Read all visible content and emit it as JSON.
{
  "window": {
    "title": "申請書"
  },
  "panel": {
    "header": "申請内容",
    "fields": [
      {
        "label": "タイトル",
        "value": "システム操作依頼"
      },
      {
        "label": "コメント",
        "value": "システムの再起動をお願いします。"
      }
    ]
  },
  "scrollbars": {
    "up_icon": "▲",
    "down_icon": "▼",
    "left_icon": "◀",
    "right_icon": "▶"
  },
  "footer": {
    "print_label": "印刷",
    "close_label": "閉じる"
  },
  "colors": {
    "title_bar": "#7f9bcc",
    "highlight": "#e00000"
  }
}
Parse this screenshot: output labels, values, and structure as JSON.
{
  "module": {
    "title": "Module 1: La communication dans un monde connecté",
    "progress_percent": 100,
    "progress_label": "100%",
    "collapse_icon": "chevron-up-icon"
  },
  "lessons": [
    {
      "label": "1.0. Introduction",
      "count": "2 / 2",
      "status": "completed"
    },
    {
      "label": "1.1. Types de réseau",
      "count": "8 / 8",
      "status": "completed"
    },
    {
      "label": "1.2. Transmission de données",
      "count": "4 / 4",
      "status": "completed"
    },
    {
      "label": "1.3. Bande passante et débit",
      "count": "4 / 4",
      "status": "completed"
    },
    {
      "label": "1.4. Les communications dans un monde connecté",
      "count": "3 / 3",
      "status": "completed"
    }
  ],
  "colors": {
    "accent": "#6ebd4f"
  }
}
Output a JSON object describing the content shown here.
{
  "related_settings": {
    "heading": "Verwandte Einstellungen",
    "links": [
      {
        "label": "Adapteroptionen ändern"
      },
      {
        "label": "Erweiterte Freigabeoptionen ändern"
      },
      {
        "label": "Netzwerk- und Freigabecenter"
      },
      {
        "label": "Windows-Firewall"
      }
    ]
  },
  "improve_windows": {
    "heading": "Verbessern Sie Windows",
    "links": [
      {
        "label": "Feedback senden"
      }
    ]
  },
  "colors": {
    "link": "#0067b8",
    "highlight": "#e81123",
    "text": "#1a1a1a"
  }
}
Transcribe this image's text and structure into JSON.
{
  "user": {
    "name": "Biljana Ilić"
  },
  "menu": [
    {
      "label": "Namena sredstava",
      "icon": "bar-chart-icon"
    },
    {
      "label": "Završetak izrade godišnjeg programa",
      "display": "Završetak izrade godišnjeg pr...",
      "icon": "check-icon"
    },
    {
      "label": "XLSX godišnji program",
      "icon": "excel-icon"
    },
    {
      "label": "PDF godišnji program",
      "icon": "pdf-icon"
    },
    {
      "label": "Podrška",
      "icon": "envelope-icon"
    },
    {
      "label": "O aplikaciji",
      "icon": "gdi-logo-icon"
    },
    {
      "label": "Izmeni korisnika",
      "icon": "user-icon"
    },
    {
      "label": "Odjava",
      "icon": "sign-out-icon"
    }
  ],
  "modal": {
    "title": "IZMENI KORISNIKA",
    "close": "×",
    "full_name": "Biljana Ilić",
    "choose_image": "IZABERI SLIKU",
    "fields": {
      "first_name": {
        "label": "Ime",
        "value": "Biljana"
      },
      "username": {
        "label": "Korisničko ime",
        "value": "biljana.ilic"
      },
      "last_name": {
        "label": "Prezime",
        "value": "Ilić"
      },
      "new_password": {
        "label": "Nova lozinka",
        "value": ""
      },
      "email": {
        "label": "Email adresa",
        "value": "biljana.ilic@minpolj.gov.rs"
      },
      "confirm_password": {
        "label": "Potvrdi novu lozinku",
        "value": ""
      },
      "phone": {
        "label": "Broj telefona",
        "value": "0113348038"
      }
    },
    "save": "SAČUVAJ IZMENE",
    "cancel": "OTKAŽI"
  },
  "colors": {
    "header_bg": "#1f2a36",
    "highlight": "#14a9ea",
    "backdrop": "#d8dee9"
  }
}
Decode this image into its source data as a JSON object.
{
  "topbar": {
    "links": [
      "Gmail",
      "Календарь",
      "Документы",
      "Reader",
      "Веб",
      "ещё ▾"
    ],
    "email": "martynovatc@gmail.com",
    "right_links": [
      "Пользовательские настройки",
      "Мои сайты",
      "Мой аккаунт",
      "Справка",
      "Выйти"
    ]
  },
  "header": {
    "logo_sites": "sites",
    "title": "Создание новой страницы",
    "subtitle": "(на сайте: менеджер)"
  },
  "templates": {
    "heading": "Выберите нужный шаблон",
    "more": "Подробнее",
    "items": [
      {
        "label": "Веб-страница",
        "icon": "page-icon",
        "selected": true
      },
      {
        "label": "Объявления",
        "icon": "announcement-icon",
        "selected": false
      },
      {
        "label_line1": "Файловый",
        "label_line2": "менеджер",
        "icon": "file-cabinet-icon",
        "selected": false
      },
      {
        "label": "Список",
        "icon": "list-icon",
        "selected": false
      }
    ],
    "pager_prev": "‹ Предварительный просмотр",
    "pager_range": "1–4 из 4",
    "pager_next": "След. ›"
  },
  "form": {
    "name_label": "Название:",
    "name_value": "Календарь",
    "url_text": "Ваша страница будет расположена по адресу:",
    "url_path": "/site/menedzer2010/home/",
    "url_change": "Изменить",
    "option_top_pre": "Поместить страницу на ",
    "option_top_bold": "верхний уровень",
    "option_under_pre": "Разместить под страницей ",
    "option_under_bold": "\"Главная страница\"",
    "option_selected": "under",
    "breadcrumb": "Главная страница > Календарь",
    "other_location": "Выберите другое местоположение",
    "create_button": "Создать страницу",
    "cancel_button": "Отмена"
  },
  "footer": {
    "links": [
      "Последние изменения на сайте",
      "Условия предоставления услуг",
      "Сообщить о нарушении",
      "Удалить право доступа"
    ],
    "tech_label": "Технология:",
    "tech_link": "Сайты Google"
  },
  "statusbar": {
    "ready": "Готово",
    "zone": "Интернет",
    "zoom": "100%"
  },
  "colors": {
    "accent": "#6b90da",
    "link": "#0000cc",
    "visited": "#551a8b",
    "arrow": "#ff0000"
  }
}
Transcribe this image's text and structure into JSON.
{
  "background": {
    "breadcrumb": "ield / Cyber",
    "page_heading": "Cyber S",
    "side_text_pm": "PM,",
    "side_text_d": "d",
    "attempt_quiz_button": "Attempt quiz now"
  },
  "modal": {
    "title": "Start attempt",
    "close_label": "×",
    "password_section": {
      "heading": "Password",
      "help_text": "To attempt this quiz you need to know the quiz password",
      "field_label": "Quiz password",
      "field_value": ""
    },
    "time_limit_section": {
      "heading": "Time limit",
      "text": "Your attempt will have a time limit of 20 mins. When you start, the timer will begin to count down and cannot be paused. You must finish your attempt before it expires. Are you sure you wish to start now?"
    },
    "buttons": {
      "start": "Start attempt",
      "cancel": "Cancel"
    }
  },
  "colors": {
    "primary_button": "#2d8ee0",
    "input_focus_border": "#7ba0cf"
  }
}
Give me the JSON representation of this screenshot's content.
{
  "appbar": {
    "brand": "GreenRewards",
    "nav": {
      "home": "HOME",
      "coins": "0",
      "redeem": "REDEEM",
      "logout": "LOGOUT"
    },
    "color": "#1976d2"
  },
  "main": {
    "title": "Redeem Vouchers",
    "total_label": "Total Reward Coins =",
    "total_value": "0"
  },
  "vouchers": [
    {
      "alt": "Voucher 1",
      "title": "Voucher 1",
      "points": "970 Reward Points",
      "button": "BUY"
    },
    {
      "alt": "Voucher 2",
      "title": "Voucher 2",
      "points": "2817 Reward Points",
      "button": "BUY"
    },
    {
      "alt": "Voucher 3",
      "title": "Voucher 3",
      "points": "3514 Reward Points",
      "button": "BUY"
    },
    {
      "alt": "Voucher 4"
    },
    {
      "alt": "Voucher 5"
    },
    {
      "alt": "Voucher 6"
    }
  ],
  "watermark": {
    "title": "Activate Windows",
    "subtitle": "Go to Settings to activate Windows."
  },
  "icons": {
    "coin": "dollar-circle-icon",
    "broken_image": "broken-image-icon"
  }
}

● WHAT THIS TASK INVOLVES:
Output only the lines from the one holding "Give me the" through the last line above, exactly as they appear.

● ANSWER IN FULL:
Give me the JSON representation of this screenshot's content.
{
  "appbar": {
    "brand": "GreenRewards",
    "nav": {
      "home": "HOME",
      "coins": "0",
      "redeem": "REDEEM",
      "logout": "LOGOUT"
    },
    "color": "#1976d2"
  },
  "main": {
    "title": "Redeem Vouchers",
    "total_label": "Total Reward Coins =",
    "total_value": "0"
  },
  "vouchers": [
    {
      "alt": "Voucher 1",
      "title": "Voucher 1",
      "points": "970 Reward Points",
      "button": "BUY"
    },
    {
      "alt": "Voucher 2",
      "title": "Voucher 2",
      "points": "2817 Reward Points",
      "button": "BUY"
    },
    {
      "alt": "Voucher 3",
      "title": "Voucher 3",
      "points": "3514 Reward Points",
      "button": "BUY"
    },
    {
      "alt": "Voucher 4"
    },
    {
      "alt": "Voucher 5"
    },
    {
      "alt": "Voucher 6"
    }
  ],
  "watermark": {
    "title": "Activate Windows",
    "subtitle": "Go to Settings to activate Windows."
  },
  "icons": {
    "coin": "dollar-circle-icon",
    "broken_image": "broken-image-icon"
  }
}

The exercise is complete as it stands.